▶ [What to produce]:
Reproduce all entries precisely as they are written.

----------------------------------------

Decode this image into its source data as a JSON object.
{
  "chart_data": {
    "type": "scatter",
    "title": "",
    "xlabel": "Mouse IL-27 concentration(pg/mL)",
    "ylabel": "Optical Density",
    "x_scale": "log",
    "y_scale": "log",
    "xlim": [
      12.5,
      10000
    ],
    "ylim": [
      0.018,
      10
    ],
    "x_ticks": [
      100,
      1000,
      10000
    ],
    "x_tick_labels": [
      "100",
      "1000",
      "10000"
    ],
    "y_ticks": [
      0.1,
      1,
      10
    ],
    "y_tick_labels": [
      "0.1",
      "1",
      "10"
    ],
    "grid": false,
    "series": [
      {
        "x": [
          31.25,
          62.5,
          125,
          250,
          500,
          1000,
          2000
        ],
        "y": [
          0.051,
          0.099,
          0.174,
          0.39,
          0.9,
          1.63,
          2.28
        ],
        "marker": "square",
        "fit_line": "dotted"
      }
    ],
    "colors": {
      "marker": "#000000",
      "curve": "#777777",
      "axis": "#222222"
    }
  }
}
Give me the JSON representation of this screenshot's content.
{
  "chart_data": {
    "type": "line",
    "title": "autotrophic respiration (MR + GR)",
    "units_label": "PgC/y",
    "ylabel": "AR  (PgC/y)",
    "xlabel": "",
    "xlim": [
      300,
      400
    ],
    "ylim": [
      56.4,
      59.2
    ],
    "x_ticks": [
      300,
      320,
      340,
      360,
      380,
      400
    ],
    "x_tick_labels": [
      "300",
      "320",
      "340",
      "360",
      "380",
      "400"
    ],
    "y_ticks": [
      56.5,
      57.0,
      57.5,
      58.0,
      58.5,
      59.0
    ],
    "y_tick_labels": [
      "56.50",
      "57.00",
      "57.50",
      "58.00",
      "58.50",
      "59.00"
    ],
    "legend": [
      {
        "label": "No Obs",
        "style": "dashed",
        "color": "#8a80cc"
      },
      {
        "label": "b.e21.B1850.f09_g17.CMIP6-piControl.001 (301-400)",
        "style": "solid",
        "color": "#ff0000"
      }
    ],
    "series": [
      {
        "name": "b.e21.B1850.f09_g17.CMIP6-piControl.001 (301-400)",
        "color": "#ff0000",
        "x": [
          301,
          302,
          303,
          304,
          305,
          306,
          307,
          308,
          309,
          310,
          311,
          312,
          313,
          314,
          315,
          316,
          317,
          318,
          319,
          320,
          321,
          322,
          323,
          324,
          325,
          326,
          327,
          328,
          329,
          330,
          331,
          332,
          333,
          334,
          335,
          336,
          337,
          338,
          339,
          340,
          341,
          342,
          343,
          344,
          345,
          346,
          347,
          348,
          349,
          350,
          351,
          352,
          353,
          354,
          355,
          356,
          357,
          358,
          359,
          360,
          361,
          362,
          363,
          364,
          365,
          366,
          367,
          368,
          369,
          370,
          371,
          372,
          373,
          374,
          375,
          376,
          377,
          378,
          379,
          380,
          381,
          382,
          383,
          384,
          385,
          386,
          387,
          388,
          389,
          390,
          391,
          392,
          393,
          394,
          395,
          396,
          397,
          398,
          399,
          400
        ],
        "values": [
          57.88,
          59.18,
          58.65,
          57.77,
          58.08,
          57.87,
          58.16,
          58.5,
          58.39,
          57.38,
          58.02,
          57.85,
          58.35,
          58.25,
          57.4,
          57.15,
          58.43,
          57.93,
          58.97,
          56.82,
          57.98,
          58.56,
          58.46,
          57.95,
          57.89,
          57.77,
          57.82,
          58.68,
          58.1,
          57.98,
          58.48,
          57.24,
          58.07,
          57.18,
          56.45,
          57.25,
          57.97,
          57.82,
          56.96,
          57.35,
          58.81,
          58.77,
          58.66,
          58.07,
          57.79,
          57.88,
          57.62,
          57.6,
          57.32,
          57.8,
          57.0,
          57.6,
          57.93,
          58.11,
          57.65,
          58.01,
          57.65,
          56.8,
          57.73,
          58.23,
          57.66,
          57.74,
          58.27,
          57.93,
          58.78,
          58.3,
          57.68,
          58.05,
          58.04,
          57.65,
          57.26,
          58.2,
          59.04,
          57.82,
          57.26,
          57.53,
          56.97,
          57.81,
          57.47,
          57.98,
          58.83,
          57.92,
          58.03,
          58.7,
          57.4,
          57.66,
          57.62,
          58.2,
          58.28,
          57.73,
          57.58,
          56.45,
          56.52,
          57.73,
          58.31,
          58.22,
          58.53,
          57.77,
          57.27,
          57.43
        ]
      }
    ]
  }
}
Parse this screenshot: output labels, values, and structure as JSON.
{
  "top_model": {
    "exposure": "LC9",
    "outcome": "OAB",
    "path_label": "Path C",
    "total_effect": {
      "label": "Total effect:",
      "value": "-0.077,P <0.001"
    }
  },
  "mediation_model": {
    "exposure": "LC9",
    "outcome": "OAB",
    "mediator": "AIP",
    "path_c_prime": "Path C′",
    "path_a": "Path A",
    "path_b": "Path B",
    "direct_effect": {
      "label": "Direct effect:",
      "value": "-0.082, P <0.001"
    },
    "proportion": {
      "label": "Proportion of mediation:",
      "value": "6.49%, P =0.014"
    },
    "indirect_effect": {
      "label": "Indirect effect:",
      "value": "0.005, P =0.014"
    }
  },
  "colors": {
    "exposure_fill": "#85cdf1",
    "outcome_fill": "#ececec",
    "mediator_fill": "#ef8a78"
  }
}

----------------------------------------

▶ [Correct response]:
Decode this image into its source data as a JSON object.
{
  "chart_data": {
    "type": "scatter",
    "title": "",
    "xlabel": "Mouse IL-27 concentration(pg/mL)",
    "ylabel": "Optical Density",
    "x_scale": "log",
    "y_scale": "log",
    "xlim": [
      12.5,
      10000
    ],
    "ylim": [
      0.018,
      10
    ],
    "x_ticks": [
      100,
      1000,
      10000
    ],
    "x_tick_labels": [
      "100",
      "1000",
      "10000"
    ],
    "y_ticks": [
      0.1,
      1,
      10
    ],
    "y_tick_labels": [
      "0.1",
      "1",
      "10"
    ],
    "grid": false,
    "series": [
      {
        "x": [
          31.25,
          62.5,
          125,
          250,
          500,
          1000,
          2000
        ],
        "y": [
          0.051,
          0.099,
          0.174,
          0.39,
          0.9,
          1.63,
          2.28
        ],
        "marker": "square",
        "fit_line": "dotted"
      }
    ],
    "colors": {
      "marker": "#000000",
      "curve": "#777777",
      "axis": "#222222"
    }
  }
}
Give me the JSON representation of this screenshot's content.
{
  "chart_data": {
    "type": "line",
    "title": "autotrophic respiration (MR + GR)",
    "units_label": "PgC/y",
    "ylabel": "AR  (PgC/y)",
    "xlabel": "",
    "xlim": [
      300,
      400
    ],
    "ylim": [
      56.4,
      59.2
    ],
    "x_ticks": [
      300,
      320,
      340,
      360,
      380,
      400
    ],
    "x_tick_labels": [
      "300",
      "320",
      "340",
      "360",
      "380",
      "400"
    ],
    "y_ticks": [
      56.5,
      57.0,
      57.5,
      58.0,
      58.5,
      59.0
    ],
    "y_tick_labels": [
      "56.50",
      "57.00",
      "57.50",
      "58.00",
      "58.50",
      "59.00"
    ],
    "legend": [
      {
        "label": "No Obs",
        "style": "dashed",
        "color": "#8a80cc"
      },
      {
        "label": "b.e21.B1850.f09_g17.CMIP6-piControl.001 (301-400)",
        "style": "solid",
        "color": "#ff0000"
      }
    ],
    "series": [
      {
        "name": "b.e21.B1850.f09_g17.CMIP6-piControl.001 (301-400)",
        "color": "#ff0000",
        "x": [
          301,
          302,
          303,
          304,
          305,
          306,
          307,
          308,
          309,
          310,
          311,
          312,
          313,
          314,
          315,
          316,
          317,
          318,
          319,
          320,
          321,
          322,
          323,
          324,
          325,
          326,
          327,
          328,
          329,
          330,
          331,
          332,
          333,
          334,
          335,
          336,
          337,
          338,
          339,
          340,
          341,
          342,
          343,
          344,
          345,
          346,
          347,
          348,
          349,
          350,
          351,
          352,
          353,
          354,
          355,
          356,
          357,
          358,
          359,
          360,
          361,
          362,
          363,
          364,
          365,
          366,
          367,
          368,
          369,
          370,
          371,
          372,
          373,
          374,
          375,
          376,
          377,
          378,
          379,
          380,
          381,
          382,
          383,
          384,
          385,
          386,
          387,
          388,
          389,
          390,
          391,
          392,
          393,
          394,
          395,
          396,
          397,
          398,
          399,
          400
        ],
        "values": [
          57.88,
          59.18,
          58.65,
          57.77,
          58.08,
          57.87,
          58.16,
          58.5,
          58.39,
          57.38,
          58.02,
          57.85,
          58.35,
          58.25,
          57.4,
          57.15,
          58.43,
          57.93,
          58.97,
          56.82,
          57.98,
          58.56,
          58.46,
          57.95,
          57.89,
          57.77,
          57.82,
          58.68,
          58.1,
          57.98,
          58.48,
          57.24,
          58.07,
          57.18,
          56.45,
          57.25,
          57.97,
          57.82,
          56.96,
          57.35,
          58.81,
          58.77,
          58.66,
          58.07,
          57.79,
          57.88,
          57.62,
          57.6,
          57.32,
          57.8,
          57.0,
          57.6,
          57.93,
          58.11,
          57.65,
          58.01,
          57.65,
          56.8,
          57.73,
          58.23,
          57.66,
          57.74,
          58.27,
          57.93,
          58.78,
          58.3,
          57.68,
          58.05,
          58.04,
          57.65,
          57.26,
          58.2,
          59.04,
          57.82,
          57.26,
          57.53,
          56.97,
          57.81,
          57.47,
          57.98,
          58.83,
          57.92,
          58.03,
          58.7,
          57.4,
          57.66,
          57.62,
          58.2,
          58.28,
          57.73,
          57.58,
          56.45,
          56.52,
          57.73,
          58.31,
          58.22,
          58.53,
          57.77,
          57.27,
          57.43
        ]
      }
    ]
  }
}
Parse this screenshot: output labels, values, and structure as JSON.
{
  "top_model": {
    "exposure": "LC9",
    "outcome": "OAB",
    "path_label": "Path C",
    "total_effect": {
      "label": "Total effect:",
      "value": "-0.077,P <0.001"
    }
  },
  "mediation_model": {
    "exposure": "LC9",
    "outcome": "OAB",
    "mediator": "AIP",
    "path_c_prime": "Path C′",
    "path_a": "Path A",
    "path_b": "Path B",
    "direct_effect": {
      "label": "Direct effect:",
      "value": "-0.082, P <0.001"
    },
    "proportion": {
      "label": "Proportion of mediation:",
      "value": "6.49%, P =0.014"
    },
    "indirect_effect": {
      "label": "Indirect effect:",
      "value": "0.005, P =0.014"
    }
  },
  "colors": {
    "exposure_fill": "#85cdf1",
    "outcome_fill": "#ececec",
    "mediator_fill": "#ef8a78"
  }
}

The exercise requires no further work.